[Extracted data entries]
----

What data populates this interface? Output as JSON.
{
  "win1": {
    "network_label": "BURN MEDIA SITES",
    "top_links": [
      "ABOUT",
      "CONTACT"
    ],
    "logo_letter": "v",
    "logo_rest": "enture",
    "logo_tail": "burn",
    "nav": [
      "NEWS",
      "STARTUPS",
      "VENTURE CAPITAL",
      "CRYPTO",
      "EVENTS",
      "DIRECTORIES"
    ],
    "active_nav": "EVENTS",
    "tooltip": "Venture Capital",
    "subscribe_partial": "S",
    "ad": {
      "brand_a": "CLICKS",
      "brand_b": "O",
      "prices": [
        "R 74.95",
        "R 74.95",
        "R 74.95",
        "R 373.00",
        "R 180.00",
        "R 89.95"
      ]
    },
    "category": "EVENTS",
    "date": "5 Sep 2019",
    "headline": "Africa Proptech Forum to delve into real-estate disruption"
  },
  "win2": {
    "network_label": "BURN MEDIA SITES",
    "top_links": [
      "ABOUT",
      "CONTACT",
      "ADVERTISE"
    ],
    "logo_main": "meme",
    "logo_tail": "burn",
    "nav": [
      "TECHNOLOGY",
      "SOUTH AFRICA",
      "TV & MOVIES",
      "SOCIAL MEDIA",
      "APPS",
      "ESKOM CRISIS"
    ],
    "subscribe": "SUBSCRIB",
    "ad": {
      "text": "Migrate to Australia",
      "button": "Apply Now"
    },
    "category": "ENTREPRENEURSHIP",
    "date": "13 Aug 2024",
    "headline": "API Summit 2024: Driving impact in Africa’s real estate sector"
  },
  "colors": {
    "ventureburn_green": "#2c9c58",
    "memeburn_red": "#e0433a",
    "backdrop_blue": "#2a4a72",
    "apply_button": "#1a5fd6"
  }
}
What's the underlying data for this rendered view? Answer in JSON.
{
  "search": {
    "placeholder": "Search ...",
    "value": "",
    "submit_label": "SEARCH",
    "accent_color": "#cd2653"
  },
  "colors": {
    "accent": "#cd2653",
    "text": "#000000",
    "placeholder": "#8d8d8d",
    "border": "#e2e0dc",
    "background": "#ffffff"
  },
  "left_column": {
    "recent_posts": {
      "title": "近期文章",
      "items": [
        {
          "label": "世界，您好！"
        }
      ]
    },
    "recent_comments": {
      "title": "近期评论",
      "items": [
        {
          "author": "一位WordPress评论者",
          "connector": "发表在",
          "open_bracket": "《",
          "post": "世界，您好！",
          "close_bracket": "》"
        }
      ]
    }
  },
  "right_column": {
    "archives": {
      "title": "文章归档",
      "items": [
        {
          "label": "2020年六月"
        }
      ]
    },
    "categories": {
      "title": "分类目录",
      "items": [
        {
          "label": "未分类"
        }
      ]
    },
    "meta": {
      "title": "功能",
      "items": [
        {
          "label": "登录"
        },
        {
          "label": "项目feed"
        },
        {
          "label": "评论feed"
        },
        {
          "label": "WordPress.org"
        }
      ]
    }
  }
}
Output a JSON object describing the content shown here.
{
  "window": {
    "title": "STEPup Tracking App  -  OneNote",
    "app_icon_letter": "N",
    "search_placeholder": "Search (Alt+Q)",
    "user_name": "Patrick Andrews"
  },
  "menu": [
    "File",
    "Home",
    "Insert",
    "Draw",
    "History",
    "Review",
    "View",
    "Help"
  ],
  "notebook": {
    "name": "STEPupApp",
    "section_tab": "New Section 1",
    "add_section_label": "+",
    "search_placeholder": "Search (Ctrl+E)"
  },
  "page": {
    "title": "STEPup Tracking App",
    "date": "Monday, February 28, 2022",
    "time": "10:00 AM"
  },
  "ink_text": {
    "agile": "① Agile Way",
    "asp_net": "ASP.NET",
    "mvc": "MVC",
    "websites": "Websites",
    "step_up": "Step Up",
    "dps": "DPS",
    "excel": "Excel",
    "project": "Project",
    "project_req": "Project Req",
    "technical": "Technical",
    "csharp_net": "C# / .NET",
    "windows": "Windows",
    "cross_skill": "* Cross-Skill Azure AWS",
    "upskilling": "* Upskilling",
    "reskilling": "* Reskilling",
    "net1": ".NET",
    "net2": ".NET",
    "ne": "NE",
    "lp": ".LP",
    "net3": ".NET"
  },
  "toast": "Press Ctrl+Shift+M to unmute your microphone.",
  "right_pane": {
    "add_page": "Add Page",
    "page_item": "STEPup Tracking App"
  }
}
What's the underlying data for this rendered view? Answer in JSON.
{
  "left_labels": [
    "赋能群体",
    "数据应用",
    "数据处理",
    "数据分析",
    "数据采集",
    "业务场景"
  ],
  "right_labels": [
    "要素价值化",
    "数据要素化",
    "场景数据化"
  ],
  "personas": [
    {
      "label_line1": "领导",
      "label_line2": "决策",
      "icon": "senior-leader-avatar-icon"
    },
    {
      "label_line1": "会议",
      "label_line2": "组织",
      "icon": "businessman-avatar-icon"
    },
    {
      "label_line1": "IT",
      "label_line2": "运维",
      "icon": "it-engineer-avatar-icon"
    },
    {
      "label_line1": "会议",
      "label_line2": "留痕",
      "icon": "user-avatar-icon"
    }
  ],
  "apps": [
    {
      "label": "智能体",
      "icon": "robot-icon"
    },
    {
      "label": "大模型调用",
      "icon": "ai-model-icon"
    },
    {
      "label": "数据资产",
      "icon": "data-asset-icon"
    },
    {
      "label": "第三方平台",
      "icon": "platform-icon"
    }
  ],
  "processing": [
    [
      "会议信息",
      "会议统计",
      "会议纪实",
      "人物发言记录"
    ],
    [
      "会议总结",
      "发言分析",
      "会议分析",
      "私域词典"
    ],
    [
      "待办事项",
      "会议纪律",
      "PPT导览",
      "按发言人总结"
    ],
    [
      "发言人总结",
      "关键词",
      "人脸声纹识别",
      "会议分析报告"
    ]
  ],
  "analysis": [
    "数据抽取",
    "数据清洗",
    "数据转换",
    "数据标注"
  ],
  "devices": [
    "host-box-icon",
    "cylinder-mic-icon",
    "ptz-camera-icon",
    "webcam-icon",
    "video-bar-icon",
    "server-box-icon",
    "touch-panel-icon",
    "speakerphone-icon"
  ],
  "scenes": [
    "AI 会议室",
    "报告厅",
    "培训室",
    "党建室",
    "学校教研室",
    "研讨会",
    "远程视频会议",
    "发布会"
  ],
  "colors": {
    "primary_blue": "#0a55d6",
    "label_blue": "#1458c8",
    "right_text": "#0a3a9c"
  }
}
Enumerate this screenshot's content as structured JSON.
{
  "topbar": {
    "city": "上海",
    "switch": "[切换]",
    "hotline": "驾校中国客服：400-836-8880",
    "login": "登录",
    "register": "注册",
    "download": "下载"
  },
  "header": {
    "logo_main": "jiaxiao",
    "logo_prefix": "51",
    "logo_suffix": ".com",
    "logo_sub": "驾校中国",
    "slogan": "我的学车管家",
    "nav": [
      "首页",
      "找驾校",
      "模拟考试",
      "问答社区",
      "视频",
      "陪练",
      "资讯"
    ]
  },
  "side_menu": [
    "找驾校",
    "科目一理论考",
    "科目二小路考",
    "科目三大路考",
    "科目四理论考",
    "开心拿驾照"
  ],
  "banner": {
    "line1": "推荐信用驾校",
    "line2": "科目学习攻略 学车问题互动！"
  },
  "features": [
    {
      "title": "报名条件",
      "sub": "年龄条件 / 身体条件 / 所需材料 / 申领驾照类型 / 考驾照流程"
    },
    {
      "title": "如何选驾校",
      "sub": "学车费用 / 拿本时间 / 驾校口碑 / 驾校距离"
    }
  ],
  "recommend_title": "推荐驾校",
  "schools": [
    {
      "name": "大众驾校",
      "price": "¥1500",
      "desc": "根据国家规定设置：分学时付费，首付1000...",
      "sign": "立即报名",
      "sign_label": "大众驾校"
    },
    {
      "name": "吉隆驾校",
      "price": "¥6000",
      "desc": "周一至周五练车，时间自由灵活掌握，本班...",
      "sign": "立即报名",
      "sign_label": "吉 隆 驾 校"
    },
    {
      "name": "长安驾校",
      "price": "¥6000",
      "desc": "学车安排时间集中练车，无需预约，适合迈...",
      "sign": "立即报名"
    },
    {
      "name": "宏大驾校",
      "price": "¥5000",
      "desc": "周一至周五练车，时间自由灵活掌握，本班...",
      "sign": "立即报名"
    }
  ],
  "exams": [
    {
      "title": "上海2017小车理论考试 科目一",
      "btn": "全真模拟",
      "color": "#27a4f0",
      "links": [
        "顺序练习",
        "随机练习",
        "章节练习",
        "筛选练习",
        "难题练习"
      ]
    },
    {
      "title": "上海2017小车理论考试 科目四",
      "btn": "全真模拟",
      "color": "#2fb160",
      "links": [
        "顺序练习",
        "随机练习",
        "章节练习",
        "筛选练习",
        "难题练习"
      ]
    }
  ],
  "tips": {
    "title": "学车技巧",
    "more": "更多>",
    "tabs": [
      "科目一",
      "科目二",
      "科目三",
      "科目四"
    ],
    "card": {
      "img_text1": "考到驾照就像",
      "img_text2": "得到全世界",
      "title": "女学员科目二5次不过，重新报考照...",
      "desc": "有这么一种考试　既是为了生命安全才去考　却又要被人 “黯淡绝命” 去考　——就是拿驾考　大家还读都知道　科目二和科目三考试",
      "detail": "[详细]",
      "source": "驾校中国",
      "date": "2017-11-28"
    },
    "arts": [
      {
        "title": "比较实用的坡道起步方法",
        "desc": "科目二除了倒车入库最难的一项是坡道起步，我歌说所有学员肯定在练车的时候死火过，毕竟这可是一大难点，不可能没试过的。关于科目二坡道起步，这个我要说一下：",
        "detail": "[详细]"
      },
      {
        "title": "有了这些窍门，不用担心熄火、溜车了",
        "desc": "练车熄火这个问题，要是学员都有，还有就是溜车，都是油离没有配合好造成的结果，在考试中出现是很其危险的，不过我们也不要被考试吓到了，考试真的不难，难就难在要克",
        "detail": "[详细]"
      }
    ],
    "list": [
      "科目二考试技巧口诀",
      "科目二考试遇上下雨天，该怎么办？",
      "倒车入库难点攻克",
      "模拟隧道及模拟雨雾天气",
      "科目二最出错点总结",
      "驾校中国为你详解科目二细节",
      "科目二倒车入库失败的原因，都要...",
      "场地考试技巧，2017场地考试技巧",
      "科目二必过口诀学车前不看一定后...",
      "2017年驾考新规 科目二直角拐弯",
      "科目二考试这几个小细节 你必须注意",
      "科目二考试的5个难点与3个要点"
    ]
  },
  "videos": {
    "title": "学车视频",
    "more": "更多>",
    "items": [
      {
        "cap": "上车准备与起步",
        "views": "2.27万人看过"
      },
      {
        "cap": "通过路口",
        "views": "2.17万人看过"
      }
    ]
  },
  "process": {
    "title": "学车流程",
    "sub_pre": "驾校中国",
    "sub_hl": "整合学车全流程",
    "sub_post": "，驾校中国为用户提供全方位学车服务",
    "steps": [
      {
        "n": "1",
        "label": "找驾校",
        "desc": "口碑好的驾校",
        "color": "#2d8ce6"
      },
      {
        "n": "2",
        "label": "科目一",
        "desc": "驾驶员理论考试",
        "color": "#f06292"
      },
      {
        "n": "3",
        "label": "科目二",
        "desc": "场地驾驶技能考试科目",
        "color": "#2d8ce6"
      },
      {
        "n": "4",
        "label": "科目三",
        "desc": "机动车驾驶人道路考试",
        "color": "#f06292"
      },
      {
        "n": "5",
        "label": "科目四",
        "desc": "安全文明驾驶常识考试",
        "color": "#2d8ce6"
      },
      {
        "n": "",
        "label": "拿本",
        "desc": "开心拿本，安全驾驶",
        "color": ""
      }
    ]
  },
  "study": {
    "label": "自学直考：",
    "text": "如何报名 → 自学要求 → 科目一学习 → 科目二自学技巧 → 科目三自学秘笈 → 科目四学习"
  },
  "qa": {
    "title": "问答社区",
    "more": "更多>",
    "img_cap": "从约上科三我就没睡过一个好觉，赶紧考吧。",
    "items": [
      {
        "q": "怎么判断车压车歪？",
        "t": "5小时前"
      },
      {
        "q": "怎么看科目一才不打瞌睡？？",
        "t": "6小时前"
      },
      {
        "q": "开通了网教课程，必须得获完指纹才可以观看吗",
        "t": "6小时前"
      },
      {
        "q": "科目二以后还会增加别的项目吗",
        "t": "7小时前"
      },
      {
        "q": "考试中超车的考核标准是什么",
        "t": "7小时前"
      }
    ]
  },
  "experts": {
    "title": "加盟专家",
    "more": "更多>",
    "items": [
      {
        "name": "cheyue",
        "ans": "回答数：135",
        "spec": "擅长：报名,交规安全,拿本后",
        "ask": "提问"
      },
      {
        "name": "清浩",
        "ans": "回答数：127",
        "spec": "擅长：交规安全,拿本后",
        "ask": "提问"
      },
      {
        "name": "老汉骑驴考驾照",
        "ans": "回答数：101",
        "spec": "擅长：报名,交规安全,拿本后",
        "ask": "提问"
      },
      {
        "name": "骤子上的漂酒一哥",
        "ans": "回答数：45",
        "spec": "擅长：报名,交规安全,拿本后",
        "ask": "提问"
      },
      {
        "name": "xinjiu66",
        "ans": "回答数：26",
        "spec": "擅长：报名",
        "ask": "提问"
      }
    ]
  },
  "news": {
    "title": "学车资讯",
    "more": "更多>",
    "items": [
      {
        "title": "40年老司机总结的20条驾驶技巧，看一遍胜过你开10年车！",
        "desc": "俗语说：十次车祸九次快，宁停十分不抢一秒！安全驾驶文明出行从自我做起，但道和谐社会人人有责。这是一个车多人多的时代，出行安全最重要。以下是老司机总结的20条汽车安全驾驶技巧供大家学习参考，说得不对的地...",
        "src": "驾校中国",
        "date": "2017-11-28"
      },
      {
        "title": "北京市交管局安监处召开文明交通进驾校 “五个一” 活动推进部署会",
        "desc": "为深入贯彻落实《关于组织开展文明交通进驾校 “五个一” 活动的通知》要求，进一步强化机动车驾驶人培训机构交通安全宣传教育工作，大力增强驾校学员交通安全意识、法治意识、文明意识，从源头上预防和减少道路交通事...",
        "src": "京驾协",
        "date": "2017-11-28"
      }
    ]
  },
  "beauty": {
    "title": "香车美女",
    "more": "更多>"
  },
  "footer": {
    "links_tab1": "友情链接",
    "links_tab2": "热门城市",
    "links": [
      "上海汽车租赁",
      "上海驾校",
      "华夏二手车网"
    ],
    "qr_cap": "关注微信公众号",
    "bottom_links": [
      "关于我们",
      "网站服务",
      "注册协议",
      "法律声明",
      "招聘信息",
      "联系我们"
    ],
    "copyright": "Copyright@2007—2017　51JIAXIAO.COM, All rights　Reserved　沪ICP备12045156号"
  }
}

----

→ THE EXERCISE
Give a single number: the count of lines above that include the word "Output".

→ RESPONSE TO THE TASK
2